Data for this task:
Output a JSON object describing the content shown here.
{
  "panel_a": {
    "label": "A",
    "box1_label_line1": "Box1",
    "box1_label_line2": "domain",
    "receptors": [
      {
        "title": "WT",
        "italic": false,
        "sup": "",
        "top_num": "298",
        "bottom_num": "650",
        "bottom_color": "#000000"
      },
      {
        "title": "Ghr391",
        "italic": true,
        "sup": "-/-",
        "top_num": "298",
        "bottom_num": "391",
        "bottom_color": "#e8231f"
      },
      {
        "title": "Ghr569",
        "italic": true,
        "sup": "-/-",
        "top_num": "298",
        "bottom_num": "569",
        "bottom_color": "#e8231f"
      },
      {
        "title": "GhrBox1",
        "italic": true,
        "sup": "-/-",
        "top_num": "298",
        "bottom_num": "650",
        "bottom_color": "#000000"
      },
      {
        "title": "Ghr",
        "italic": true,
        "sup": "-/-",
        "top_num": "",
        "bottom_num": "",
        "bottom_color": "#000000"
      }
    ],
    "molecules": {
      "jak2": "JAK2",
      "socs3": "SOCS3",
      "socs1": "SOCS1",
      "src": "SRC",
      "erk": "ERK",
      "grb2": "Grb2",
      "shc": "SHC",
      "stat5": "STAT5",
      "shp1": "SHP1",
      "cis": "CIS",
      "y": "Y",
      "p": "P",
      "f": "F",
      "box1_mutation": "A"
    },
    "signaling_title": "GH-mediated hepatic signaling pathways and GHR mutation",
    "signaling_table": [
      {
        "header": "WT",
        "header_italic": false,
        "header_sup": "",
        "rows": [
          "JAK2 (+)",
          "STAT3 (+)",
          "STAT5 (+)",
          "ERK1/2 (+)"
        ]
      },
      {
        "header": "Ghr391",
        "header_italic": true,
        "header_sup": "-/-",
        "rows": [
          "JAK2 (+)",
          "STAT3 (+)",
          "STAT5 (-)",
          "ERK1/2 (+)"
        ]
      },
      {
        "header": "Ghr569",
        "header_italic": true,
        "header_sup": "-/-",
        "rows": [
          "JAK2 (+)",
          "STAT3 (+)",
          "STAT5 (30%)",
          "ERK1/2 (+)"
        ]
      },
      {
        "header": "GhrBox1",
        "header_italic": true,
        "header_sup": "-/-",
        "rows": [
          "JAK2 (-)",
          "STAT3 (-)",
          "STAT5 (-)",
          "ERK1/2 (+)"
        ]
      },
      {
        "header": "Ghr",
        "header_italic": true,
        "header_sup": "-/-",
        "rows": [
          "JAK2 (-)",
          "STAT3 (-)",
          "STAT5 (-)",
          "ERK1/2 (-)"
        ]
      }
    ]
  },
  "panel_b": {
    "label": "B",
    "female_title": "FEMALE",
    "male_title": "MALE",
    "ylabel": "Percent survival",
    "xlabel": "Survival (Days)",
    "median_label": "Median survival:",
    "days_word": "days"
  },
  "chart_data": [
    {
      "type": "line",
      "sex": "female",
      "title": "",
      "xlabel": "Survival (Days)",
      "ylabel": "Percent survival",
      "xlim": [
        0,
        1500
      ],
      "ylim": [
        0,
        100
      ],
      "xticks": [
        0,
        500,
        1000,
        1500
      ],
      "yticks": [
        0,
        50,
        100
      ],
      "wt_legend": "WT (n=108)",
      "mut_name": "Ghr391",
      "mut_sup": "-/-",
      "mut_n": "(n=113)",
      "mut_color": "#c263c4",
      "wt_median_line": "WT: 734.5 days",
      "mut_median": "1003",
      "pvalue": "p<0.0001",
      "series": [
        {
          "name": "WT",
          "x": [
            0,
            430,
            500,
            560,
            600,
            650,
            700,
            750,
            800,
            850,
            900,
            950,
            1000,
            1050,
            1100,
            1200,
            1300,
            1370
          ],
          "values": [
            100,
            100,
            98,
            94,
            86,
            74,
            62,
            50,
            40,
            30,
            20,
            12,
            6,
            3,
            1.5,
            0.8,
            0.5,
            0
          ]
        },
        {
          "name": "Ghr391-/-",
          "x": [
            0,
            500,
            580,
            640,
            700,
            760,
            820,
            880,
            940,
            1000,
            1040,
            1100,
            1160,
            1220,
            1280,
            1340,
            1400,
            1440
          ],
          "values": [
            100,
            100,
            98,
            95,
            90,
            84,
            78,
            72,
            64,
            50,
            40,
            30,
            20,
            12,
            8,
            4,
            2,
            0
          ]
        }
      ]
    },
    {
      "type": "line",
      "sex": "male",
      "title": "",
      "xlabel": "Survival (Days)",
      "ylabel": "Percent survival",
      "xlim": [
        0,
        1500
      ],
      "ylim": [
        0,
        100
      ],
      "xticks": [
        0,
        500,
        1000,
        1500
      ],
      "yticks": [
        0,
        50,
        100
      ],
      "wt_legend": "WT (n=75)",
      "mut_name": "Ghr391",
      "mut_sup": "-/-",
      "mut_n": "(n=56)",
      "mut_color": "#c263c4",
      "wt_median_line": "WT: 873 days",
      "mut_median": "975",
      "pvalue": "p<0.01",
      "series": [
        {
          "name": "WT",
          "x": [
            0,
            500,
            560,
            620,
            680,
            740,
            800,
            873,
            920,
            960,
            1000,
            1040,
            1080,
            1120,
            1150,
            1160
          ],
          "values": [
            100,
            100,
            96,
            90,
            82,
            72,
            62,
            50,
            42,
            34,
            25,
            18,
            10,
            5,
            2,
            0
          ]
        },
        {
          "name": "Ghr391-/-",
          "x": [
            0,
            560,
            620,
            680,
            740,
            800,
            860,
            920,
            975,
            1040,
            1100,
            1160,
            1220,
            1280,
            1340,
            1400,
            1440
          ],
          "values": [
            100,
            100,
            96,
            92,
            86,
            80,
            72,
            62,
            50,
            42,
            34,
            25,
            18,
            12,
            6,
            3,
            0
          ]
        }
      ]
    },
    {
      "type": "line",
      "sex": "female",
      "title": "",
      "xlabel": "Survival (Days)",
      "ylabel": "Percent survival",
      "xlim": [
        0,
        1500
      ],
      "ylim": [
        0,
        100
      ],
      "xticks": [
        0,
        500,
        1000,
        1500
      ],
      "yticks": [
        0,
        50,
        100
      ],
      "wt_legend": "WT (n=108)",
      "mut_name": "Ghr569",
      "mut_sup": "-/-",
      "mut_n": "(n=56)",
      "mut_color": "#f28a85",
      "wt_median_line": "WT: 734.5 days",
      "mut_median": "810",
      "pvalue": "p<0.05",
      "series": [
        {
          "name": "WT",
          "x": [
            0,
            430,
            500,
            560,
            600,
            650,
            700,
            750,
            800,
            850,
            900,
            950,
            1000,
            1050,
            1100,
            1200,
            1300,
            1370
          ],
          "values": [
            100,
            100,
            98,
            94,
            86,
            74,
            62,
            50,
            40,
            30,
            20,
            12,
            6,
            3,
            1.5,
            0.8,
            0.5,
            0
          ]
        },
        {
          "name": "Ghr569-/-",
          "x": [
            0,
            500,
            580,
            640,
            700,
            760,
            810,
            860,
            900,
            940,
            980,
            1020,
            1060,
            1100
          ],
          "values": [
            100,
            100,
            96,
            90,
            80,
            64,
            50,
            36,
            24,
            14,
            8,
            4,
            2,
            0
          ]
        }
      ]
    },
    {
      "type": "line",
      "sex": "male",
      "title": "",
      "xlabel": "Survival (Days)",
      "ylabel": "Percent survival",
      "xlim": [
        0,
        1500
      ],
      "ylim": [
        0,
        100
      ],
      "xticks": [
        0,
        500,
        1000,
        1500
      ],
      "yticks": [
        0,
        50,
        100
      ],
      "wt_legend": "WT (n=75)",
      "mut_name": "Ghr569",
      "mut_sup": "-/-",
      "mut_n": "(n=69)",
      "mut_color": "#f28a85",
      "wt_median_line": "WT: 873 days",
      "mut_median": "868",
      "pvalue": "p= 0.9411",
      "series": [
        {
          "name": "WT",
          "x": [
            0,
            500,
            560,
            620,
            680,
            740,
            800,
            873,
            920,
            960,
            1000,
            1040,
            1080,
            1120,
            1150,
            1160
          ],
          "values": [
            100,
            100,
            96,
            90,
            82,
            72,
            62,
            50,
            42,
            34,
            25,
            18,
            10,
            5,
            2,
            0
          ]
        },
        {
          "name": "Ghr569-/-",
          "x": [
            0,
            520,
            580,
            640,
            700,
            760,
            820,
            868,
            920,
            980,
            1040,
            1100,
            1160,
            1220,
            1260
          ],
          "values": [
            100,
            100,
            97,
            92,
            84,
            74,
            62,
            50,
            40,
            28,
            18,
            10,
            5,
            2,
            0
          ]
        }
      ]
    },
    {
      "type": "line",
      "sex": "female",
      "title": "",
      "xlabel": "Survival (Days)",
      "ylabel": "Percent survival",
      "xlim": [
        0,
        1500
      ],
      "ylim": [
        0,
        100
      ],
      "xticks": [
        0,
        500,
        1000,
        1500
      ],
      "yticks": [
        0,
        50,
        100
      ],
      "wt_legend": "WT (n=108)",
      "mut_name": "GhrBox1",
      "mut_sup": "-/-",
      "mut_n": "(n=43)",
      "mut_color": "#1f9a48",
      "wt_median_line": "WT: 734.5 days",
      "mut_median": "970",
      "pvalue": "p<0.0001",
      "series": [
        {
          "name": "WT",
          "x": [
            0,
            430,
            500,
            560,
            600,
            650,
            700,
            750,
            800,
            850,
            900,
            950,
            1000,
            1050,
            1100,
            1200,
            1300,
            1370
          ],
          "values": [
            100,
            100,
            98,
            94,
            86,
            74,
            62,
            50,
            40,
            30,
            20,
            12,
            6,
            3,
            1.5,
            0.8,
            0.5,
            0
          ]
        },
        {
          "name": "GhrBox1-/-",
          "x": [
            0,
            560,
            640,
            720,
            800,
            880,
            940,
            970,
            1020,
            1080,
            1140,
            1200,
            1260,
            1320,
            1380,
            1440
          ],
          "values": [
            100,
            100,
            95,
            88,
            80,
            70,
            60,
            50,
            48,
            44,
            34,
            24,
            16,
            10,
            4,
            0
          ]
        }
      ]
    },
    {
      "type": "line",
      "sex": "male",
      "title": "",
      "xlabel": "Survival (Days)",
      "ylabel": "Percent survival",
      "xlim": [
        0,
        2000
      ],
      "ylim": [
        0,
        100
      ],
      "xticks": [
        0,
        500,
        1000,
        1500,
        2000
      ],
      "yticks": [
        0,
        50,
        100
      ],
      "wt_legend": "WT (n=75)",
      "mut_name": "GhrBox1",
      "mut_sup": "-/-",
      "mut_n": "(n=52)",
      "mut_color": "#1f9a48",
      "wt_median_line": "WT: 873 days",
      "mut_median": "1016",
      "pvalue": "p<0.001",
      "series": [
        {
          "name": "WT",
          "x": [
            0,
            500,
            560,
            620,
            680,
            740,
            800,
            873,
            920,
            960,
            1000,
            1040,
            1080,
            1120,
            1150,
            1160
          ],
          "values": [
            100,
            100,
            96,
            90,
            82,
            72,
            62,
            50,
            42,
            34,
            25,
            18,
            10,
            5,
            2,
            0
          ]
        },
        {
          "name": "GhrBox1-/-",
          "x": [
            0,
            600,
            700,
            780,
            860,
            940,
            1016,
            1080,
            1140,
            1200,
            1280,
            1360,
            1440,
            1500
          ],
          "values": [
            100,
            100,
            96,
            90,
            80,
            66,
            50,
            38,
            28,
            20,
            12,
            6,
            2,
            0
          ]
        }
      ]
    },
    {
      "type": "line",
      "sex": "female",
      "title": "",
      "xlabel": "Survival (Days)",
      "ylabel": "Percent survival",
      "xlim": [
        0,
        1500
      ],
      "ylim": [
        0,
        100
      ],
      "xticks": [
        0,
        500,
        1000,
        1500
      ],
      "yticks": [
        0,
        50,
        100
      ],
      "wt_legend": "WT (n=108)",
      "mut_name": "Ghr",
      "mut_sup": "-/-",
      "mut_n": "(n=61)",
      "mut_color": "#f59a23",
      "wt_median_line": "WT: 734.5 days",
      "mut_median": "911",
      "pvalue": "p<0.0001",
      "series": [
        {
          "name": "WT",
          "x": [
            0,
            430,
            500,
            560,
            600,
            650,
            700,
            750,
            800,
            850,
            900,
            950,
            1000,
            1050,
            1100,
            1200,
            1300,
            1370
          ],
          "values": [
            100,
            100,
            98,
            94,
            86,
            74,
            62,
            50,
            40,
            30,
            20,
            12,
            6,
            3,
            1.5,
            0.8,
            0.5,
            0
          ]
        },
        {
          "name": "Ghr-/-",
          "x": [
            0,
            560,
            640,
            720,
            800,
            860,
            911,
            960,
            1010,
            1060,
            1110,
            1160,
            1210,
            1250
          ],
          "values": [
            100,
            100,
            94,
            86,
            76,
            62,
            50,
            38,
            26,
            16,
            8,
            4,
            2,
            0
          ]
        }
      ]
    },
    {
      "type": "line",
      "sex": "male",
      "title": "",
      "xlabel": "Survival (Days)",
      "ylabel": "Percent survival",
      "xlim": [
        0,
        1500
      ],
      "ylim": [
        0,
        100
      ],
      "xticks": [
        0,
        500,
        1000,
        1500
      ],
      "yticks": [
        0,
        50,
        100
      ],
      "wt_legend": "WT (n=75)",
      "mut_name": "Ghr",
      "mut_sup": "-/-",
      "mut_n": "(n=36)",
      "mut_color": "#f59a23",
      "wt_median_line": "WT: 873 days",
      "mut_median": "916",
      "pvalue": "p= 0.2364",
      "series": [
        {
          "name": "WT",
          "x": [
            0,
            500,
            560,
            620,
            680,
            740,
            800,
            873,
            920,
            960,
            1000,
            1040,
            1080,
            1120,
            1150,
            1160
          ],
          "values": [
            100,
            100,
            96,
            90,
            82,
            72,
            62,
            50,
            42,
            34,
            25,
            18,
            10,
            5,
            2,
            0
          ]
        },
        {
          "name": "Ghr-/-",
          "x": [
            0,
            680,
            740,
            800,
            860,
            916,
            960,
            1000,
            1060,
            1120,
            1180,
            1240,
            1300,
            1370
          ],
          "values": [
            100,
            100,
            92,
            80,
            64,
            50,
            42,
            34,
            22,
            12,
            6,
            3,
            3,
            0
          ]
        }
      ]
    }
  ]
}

Given request: Extract each line from the listing that holds the word "pvalue".

Finished answer:
      "pvalue": "p<0.0001",
      "pvalue": "p<0.01",
      "pvalue": "p<0.05",
      "pvalue": "p= 0.9411",
      "pvalue": "p<0.0001",
      "pvalue": "p<0.001",
      "pvalue": "p<0.0001",
      "pvalue": "p= 0.2364",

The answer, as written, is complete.